*Written instruction 1:*
Using the Stratus VOS text, answer the following:
(a) What latest release and date does the text give?
(b) During the 1980s, what was the IBM-branded version of Stratus VOS called?
(c) Which project's design experience does VOS incorporate, according to the History section?
*Written instruction 2:* Arrange the part of the records that opens with the line containing "bar-2008-1 xyxy=(294,300,314,469)" and closes with the line containing "bar-2006-2 xyxy=(380,114,401,469)" as a JSON list of strings, one string per line and with blank lines left out. Include both of those lines and nothing outside them.

>> Start Text

- Developer: Stratus Technologies
- Written in: PL/I, C, Assembly language
- OS family: Multics-like
- Working state: Current
- Source model: Closed source
- Latest release: 19.3.1bx / May 2025
- Supported platforms: i860, x86, PA-RISC, 68k
- Kernel type: Monolithic kernel
- Influenced by: Multics, Unix
- License: Kernel: Stratus Technologies Drivers, libraries, and user-land programs: Stratus Technologies, Other
- Official website: Stratus VOS

= Stratus VOS =

Operating system

Stratus VOS (Virtual Operating System, now renamed as OpenVOS) is a proprietary operating system running on Stratus Technologies fault-tolerant computer systems. VOS is available on Stratus's ftServer and Continuum platforms. VOS customers use it to support high-volume transaction processing applications which require continuous availability. VOS is notable for being one of the few operating systems which run on fully lockstepped hardware.

During the 1980s, an IBM-branded version of Stratus VOS existed and was called the System/88 Operating System.

==History==
VOS was designed from its inception as a high-security transaction-processing environment tailored to fault-tolerant hardware. It incorporates much of the design experience that came out of the MIT/Bell-Laboratories/General-Electric (later Honeywell) Multics project.

>> End Text
>> Start Dataset extract

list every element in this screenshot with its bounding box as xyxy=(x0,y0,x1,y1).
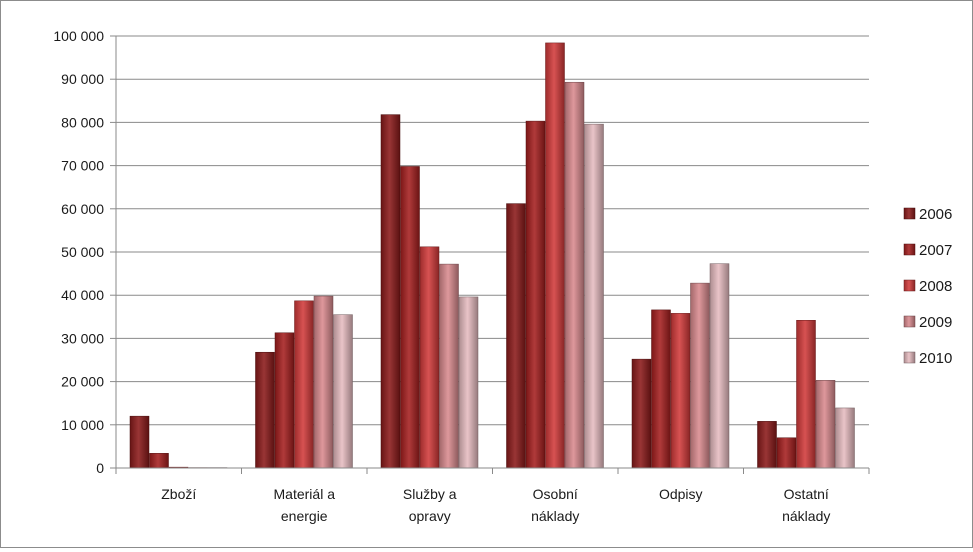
bar-2008-1 xyxy=(294,300,314,469)
legend-item-2007: 2007 xyxy=(903,242,952,259)
bar-2007-4 xyxy=(651,309,671,469)
legend-swatch xyxy=(903,279,916,292)
legend-swatch xyxy=(903,207,916,220)
y-axis-ticks: 0 10 000 20 000 30 000 40 000 50 000 60 000 70 … xyxy=(53,28,104,476)
bar-2009-3 xyxy=(564,81,585,469)
legend-item-2006: 2006 xyxy=(903,206,952,223)
bar-2006-4 xyxy=(631,358,652,469)
y-tick-label: 70 000 xyxy=(61,158,104,174)
bar-2010-3 xyxy=(584,123,604,469)
bar-2007-0 xyxy=(149,453,169,469)
bar-2010-5 xyxy=(835,407,855,469)
x-tick-label: Odpisy xyxy=(659,486,703,502)
y-tick-label: 80 000 xyxy=(61,114,104,130)
legend-item-2008: 2008 xyxy=(903,278,952,295)
y-tick-label: 0 xyxy=(96,460,104,476)
bar-2007-5 xyxy=(776,437,797,469)
y-tick-label: 60 000 xyxy=(61,201,104,217)
legend-item-2009: 2009 xyxy=(903,314,952,331)
x-tick-label: Osobní náklady xyxy=(531,486,579,524)
y-tick-label: 40 000 xyxy=(61,287,104,303)
y-tick-label: 100 000 xyxy=(53,28,104,44)
bar-2007-3 xyxy=(525,120,546,469)
bar-2010-2 xyxy=(458,296,479,469)
bar-2006-5 xyxy=(757,421,777,469)
legend-label: 2008 xyxy=(919,278,952,295)
legend-label: 2006 xyxy=(919,206,952,223)
bar-2008-5 xyxy=(796,320,816,469)
y-tick-label: 30 000 xyxy=(61,330,104,346)
bar-2006-2 xyxy=(380,114,401,469)
axes xyxy=(115,36,870,474)
legend-item-2010: 2010 xyxy=(903,350,952,367)
bar-2009-5 xyxy=(815,380,836,469)
legend-label: 2009 xyxy=(919,314,952,331)
bar-2006-1 xyxy=(255,351,275,469)
bar-2010-1 xyxy=(333,314,353,469)
bar-2008-4 xyxy=(670,313,691,469)
x-tick-label: Ostatní náklady xyxy=(782,486,830,524)
legend-swatch xyxy=(903,315,916,328)
y-tick-label: 10 000 xyxy=(61,417,104,433)
bar-2007-1 xyxy=(274,332,295,469)
bar-2009-2 xyxy=(439,263,459,469)
x-axis-labels: Zboží Materiál a energie Služby a opravy Osob… xyxy=(161,486,830,524)
bar-2008-3 xyxy=(545,42,565,469)
bars xyxy=(129,42,855,469)
bar-2008-2 xyxy=(419,246,440,469)
x-tick-label: Služby a opravy xyxy=(403,486,457,524)
bar-2009-1 xyxy=(313,295,334,469)
x-tick-label: Zboží xyxy=(161,486,196,502)
legend-swatch xyxy=(903,243,916,256)
bar-2006-0 xyxy=(129,415,150,469)
bar-2009-4 xyxy=(690,282,710,469)
legend: 2006 2007 2008 2009 2010 xyxy=(903,206,952,367)
legend-label: 2007 xyxy=(919,242,952,259)
legend-swatch xyxy=(903,351,916,364)
y-tick-label: 90 000 xyxy=(61,71,104,87)
y-tick-label: 20 000 xyxy=(61,374,104,390)
bar-2010-4 xyxy=(709,263,730,469)
bar-2006-3 xyxy=(506,203,526,469)
bar-2007-2 xyxy=(400,166,420,469)
gridlines xyxy=(110,35,869,469)
x-tick-label: Materiál a energie xyxy=(274,486,336,524)
y-tick-label: 50 000 xyxy=(61,244,104,260)
legend-label: 2010 xyxy=(919,350,952,367)
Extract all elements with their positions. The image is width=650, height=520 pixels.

>> End Dataset extract

*Solution 1:*
(a) 19.3.1bx, May 2025
(b) The System/88 Operating System
(c) The MIT/Bell-Laboratories/General-Electric (later Honeywell) Multics project

*Solution 2:*
[
  "bar-2008-1 xyxy=(294,300,314,469)",
  "legend-item-2007: 2007 xyxy=(903,242,952,259)",
  "bar-2007-4 xyxy=(651,309,671,469)",
  "legend-swatch xyxy=(903,279,916,292)",
  "legend-swatch xyxy=(903,207,916,220)",
  "y-axis-ticks: 0 10 000 20 000 30 000 40 000 50 000 60 000 70 … xyxy=(53,28,104,476)",
  "bar-2009-3 xyxy=(564,81,585,469)",
  "legend-item-2006: 2006 xyxy=(903,206,952,223)",
  "bar-2006-4 xyxy=(631,358,652,469)",
  "y-tick-label: 70 000 xyxy=(61,158,104,174)",
  "bar-2010-3 xyxy=(584,123,604,469)",
  "bar-2007-0 xyxy=(149,453,169,469)",
  "bar-2010-5 xyxy=(835,407,855,469)",
  "x-tick-label: Odpisy xyxy=(659,486,703,502)",
  "y-tick-label: 80 000 xyxy=(61,114,104,130)",
  "legend-item-2008: 2008 xyxy=(903,278,952,295)",
  "y-tick-label: 0 xyxy=(96,460,104,476)",
  "bar-2007-5 xyxy=(776,437,797,469)",
  "y-tick-label: 60 000 xyxy=(61,201,104,217)",
  "legend-item-2009: 2009 xyxy=(903,314,952,331)",
  "x-tick-label: Osobní náklady xyxy=(531,486,579,524)",
  "y-tick-label: 40 000 xyxy=(61,287,104,303)",
  "y-tick-label: 100 000 xyxy=(53,28,104,44)",
  "bar-2007-3 xyxy=(525,120,546,469)",
  "bar-2010-2 xyxy=(458,296,479,469)",
  "bar-2006-5 xyxy=(757,421,777,469)",
  "legend-label: 2008 xyxy=(919,278,952,295)",
  "legend-label: 2006 xyxy=(919,206,952,223)",
  "bar-2008-5 xyxy=(796,320,816,469)",
  "y-tick-label: 30 000 xyxy=(61,330,104,346)",
  "bar-2006-2 xyxy=(380,114,401,469)"
]